Given request → Retype the records below word for word and omit any image.

[Stored data]
-- BEGIN --

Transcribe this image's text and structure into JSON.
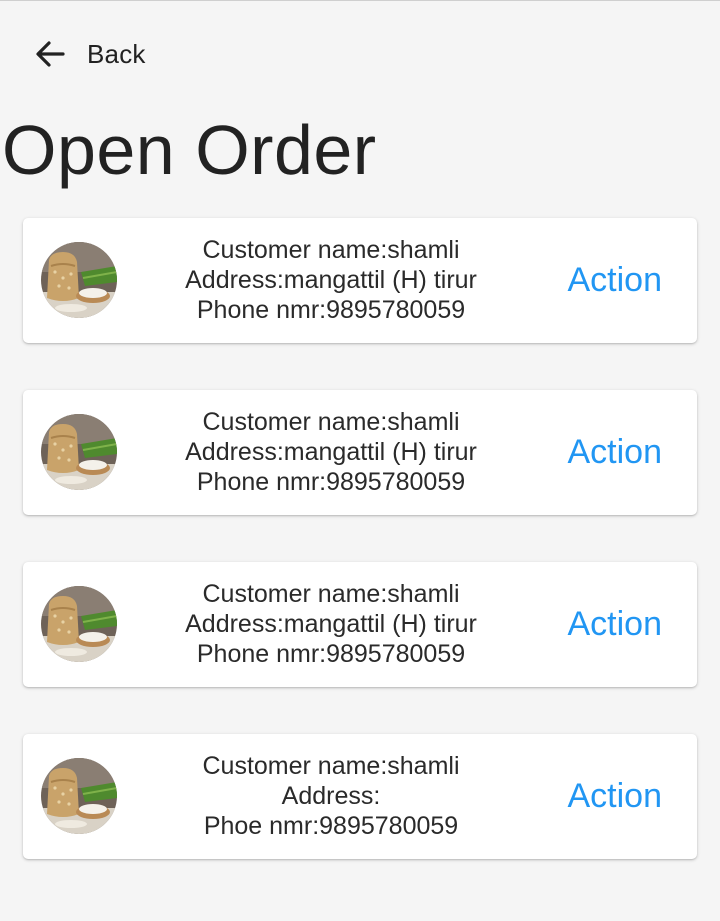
{
  "header": {
    "back_label": "Back",
    "title": "Open Order"
  },
  "orders": [
    {
      "customer": "Customer name:shamli",
      "address": "Address:mangattil (H) tirur",
      "phone": "Phone nmr:9895780059",
      "action": "Action",
      "image_icon": "rice-sack-icon"
    },
    {
      "customer": "Customer name:shamli",
      "address": "Address:mangattil (H) tirur",
      "phone": "Phone nmr:9895780059",
      "action": "Action",
      "image_icon": "rice-sack-icon"
    },
    {
      "customer": "Customer name:shamli",
      "address": "Address:mangattil (H) tirur",
      "phone": "Phone nmr:9895780059",
      "action": "Action",
      "image_icon": "rice-sack-icon"
    },
    {
      "customer": "Customer name:shamli",
      "address": "Address:",
      "phone": "Phoe nmr:9895780059",
      "action": "Action",
      "image_icon": "rice-sack-icon"
    }
  ],
  "colors": {
    "accent": "#2196f3",
    "background": "#f5f5f5",
    "card": "#ffffff",
    "text": "#222222"
  }
}
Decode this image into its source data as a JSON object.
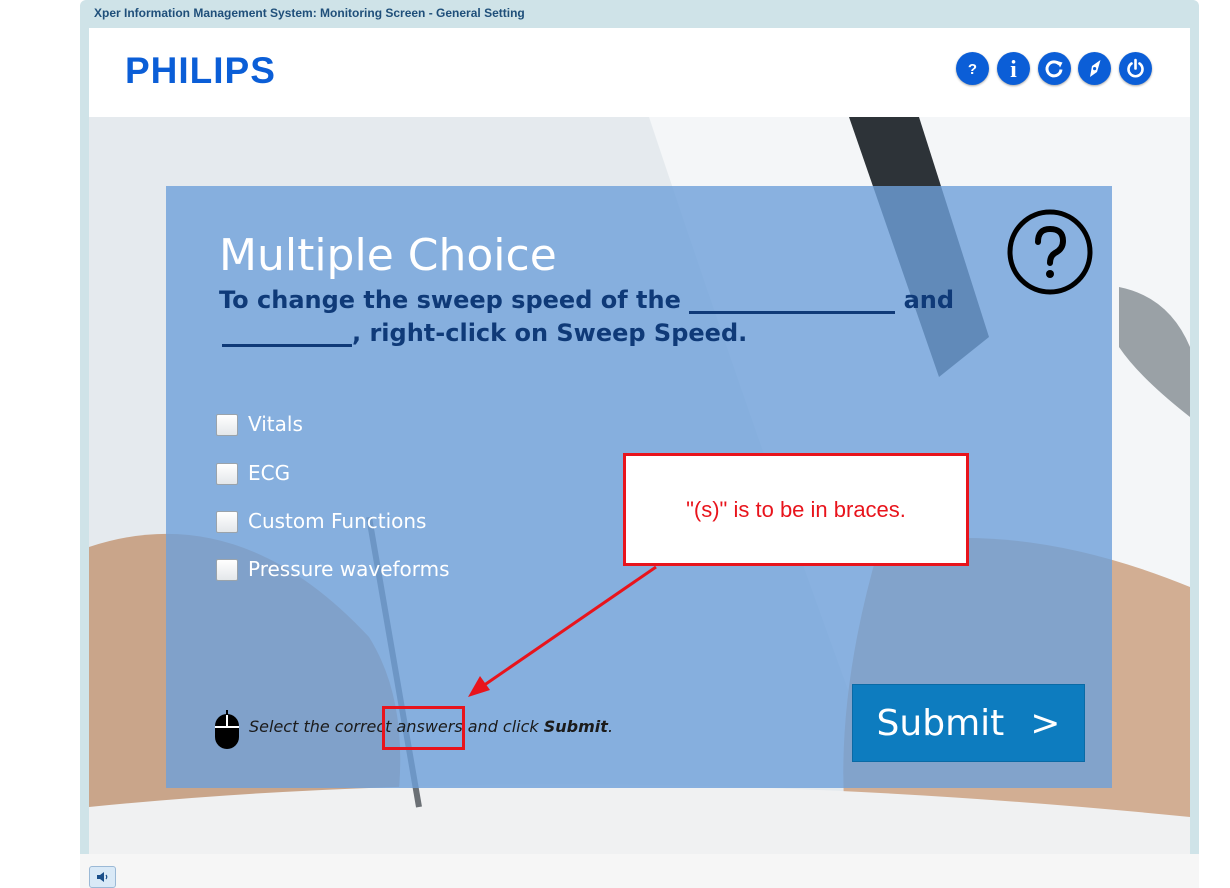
{
  "window": {
    "title": "Xper Information Management System: Monitoring Screen - General Setting"
  },
  "header": {
    "logo": "PHILIPS",
    "buttons": [
      {
        "name": "help",
        "glyph": "?"
      },
      {
        "name": "info",
        "glyph": "i"
      },
      {
        "name": "refresh",
        "glyph": "↻"
      },
      {
        "name": "navigate",
        "glyph": "compass"
      },
      {
        "name": "power",
        "glyph": "⏻"
      }
    ]
  },
  "quiz": {
    "title": "Multiple Choice",
    "question_part1": "To change the sweep speed of the",
    "question_part2": "and",
    "question_part3": ", right-click on Sweep Speed.",
    "options": [
      {
        "label": "Vitals",
        "checked": false
      },
      {
        "label": "ECG",
        "checked": false
      },
      {
        "label": "Custom Functions",
        "checked": false
      },
      {
        "label": "Pressure waveforms",
        "checked": false
      }
    ],
    "instruction_prefix": "Select the correct answers and click ",
    "instruction_bold": "Submit",
    "instruction_suffix": ".",
    "submit_label": "Submit",
    "submit_arrow": ">"
  },
  "annotation": {
    "callout_text": "\"(s)\" is to be in braces.",
    "color": "#e8141c"
  },
  "colors": {
    "accent_blue": "#0b5ed7",
    "panel_blue": "#6ea0da",
    "submit_blue": "#0d7cbf",
    "question_text": "#0f3a78"
  }
}
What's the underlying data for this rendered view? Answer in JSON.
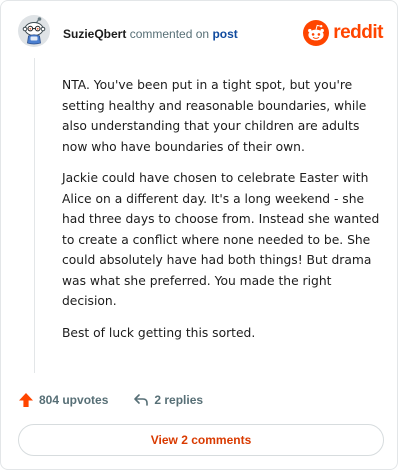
{
  "comment": {
    "username": "SuzieQbert",
    "action_text": "commented on",
    "post_link": "post",
    "paragraphs": [
      "NTA. You've been put in a tight spot, but you're setting healthy and reasonable boundaries, while also understanding that your children are adults now who have boundaries of their own.",
      "Jackie could have chosen to celebrate Easter with Alice on a different day. It's a long weekend - she had three days to choose from. Instead she wanted to create a conflict where none needed to be. She could absolutely have had both things! But drama was what she preferred. You made the right decision.",
      "Best of luck getting this sorted."
    ],
    "upvotes_label": "804 upvotes",
    "replies_label": "2 replies",
    "view_comments_label": "View 2 comments"
  },
  "brand": {
    "name": "reddit",
    "color": "#ff4500"
  },
  "colors": {
    "upvote": "#ff4500",
    "link": "#0f4a9e",
    "view_button_text": "#d93a00",
    "muted": "#576f76"
  },
  "icons": {
    "avatar": "snoo-avatar",
    "brand": "reddit-logo-icon",
    "upvote": "upvote-arrow-icon",
    "reply": "reply-arrow-icon"
  }
}
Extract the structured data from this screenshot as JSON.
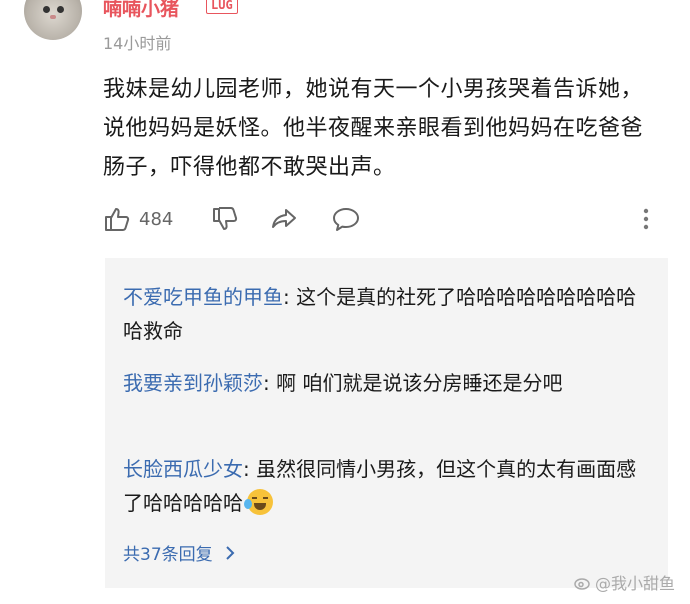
{
  "post": {
    "username": "喃喃小猪",
    "badge": "LUG",
    "time": "14小时前",
    "text": "我妹是幼儿园老师，她说有天一个小男孩哭着告诉她，说他妈妈是妖怪。他半夜醒来亲眼看到他妈妈在吃爸爸肠子，吓得他都不敢哭出声。"
  },
  "actions": {
    "like_count": "484",
    "icons": [
      "thumbs-up-icon",
      "thumbs-down-icon",
      "share-icon",
      "comment-icon",
      "more-vertical-icon"
    ]
  },
  "replies": [
    {
      "name": "不爱吃甲鱼的甲鱼",
      "text": ": 这个是真的社死了哈哈哈哈哈哈哈哈哈哈救命"
    },
    {
      "name": "我要亲到孙颖莎",
      "text": ": 啊   咱们就是说该分房睡还是分吧"
    },
    {
      "name": "长脸西瓜少女",
      "text": ": 虽然很同情小男孩，但这个真的太有画面感了哈哈哈哈哈"
    }
  ],
  "more_replies": "共37条回复",
  "watermark": "@我小甜鱼",
  "colors": {
    "username": "#e8555d",
    "link": "#3b6bb0",
    "reply_bg": "#f4f4f4"
  }
}
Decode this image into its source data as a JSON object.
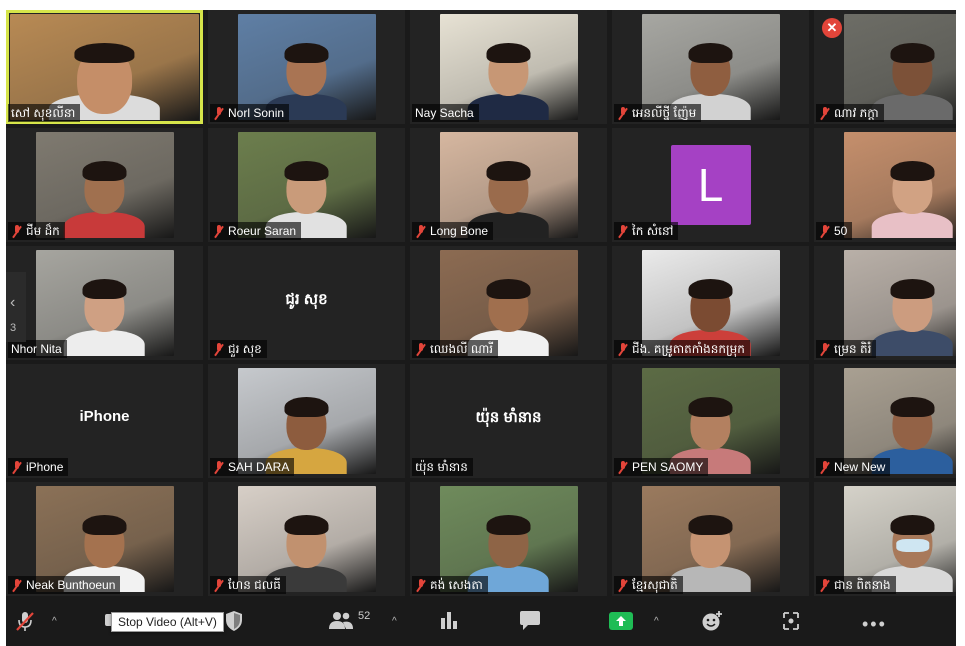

-- END --

Answer below →
Transcribe this image's text and structure into JSON.
{
  "header": {
    "back_label": "Back",
    "title": "Open Order"
  },
  "orders": [
    {
      "customer": "Customer name:shamli",
      "address": "Address:mangattil (H) tirur",
      "phone": "Phone nmr:9895780059",
      "action": "Action",
      "image_icon": "rice-sack-icon"
    },
    {
      "customer": "Customer name:shamli",
      "address": "Address:mangattil (H) tirur",
      "phone": "Phone nmr:9895780059",
      "action": "Action",
      "image_icon": "rice-sack-icon"
    },
    {
      "customer": "Customer name:shamli",
      "address": "Address:mangattil (H) tirur",
      "phone": "Phone nmr:9895780059",
      "action": "Action",
      "image_icon": "rice-sack-icon"
    },
    {
      "customer": "Customer name:shamli",
      "address": "Address:",
      "phone": "Phoe nmr:9895780059",
      "action": "Action",
      "image_icon": "rice-sack-icon"
    }
  ],
  "colors": {
    "accent": "#2196f3",
    "background": "#f5f5f5",
    "card": "#ffffff",
    "text": "#222222"
  }
}
Decode this image into its source data as a JSON object.
{
  "window": {
    "title": "Xper Information Management System: Monitoring Screen - General Setting"
  },
  "header": {
    "logo": "PHILIPS",
    "buttons": [
      {
        "name": "help",
        "glyph": "?"
      },
      {
        "name": "info",
        "glyph": "i"
      },
      {
        "name": "refresh",
        "glyph": "↻"
      },
      {
        "name": "navigate",
        "glyph": "compass"
      },
      {
        "name": "power",
        "glyph": "⏻"
      }
    ]
  },
  "quiz": {
    "title": "Multiple Choice",
    "question_part1": "To change the sweep speed of the",
    "question_part2": "and",
    "question_part3": ", right-click on Sweep Speed.",
    "options": [
      {
        "label": "Vitals",
        "checked": false
      },
      {
        "label": "ECG",
        "checked": false
      },
      {
        "label": "Custom Functions",
        "checked": false
      },
      {
        "label": "Pressure waveforms",
        "checked": false
      }
    ],
    "instruction_prefix": "Select the correct answers and click ",
    "instruction_bold": "Submit",
    "instruction_suffix": ".",
    "submit_label": "Submit",
    "submit_arrow": ">"
  },
  "annotation": {
    "callout_text": "\"(s)\" is to be in braces.",
    "color": "#e8141c"
  },
  "colors": {
    "accent_blue": "#0b5ed7",
    "panel_blue": "#6ea0da",
    "submit_blue": "#0d7cbf",
    "question_text": "#0f3a78"
  }
}
What's the underlying data for this rendered view? Answer in JSON.
{
  "comment": {
    "username": "SuzieQbert",
    "action_text": "commented on",
    "post_link": "post",
    "paragraphs": [
      "NTA. You've been put in a tight spot, but you're setting healthy and reasonable boundaries, while also understanding that your children are adults now who have boundaries of their own.",
      "Jackie could have chosen to celebrate Easter with Alice on a different day. It's a long weekend - she had three days to choose from. Instead she wanted to create a conflict where none needed to be. She could absolutely have had both things! But drama was what she preferred. You made the right decision.",
      "Best of luck getting this sorted."
    ],
    "upvotes_label": "804 upvotes",
    "replies_label": "2 replies",
    "view_comments_label": "View 2 comments"
  },
  "brand": {
    "name": "reddit",
    "color": "#ff4500"
  },
  "colors": {
    "upvote": "#ff4500",
    "link": "#0f4a9e",
    "view_button_text": "#d93a00",
    "muted": "#576f76"
  },
  "icons": {
    "avatar": "snoo-avatar",
    "brand": "reddit-logo-icon",
    "upvote": "upvote-arrow-icon",
    "reply": "reply-arrow-icon"
  }
}
Extract the structured data from this screenshot as JSON.
{
  "post": {
    "username": "喃喃小猪",
    "badge": "LUG",
    "time": "14小时前",
    "text": "我妹是幼儿园老师，她说有天一个小男孩哭着告诉她，说他妈妈是妖怪。他半夜醒来亲眼看到他妈妈在吃爸爸肠子，吓得他都不敢哭出声。"
  },
  "actions": {
    "like_count": "484",
    "icons": [
      "thumbs-up-icon",
      "thumbs-down-icon",
      "share-icon",
      "comment-icon",
      "more-vertical-icon"
    ]
  },
  "replies": [
    {
      "name": "不爱吃甲鱼的甲鱼",
      "text": ": 这个是真的社死了哈哈哈哈哈哈哈哈哈哈救命"
    },
    {
      "name": "我要亲到孙颖莎",
      "text": ": 啊   咱们就是说该分房睡还是分吧"
    },
    {
      "name": "长脸西瓜少女",
      "text": ": 虽然很同情小男孩，但这个真的太有画面感了哈哈哈哈哈"
    }
  ],
  "more_replies": "共37条回复",
  "watermark": "@我小甜鱼",
  "colors": {
    "username": "#e8555d",
    "link": "#3b6bb0",
    "reply_bg": "#f4f4f4"
  }
}
Decode this image into its source data as a JSON object.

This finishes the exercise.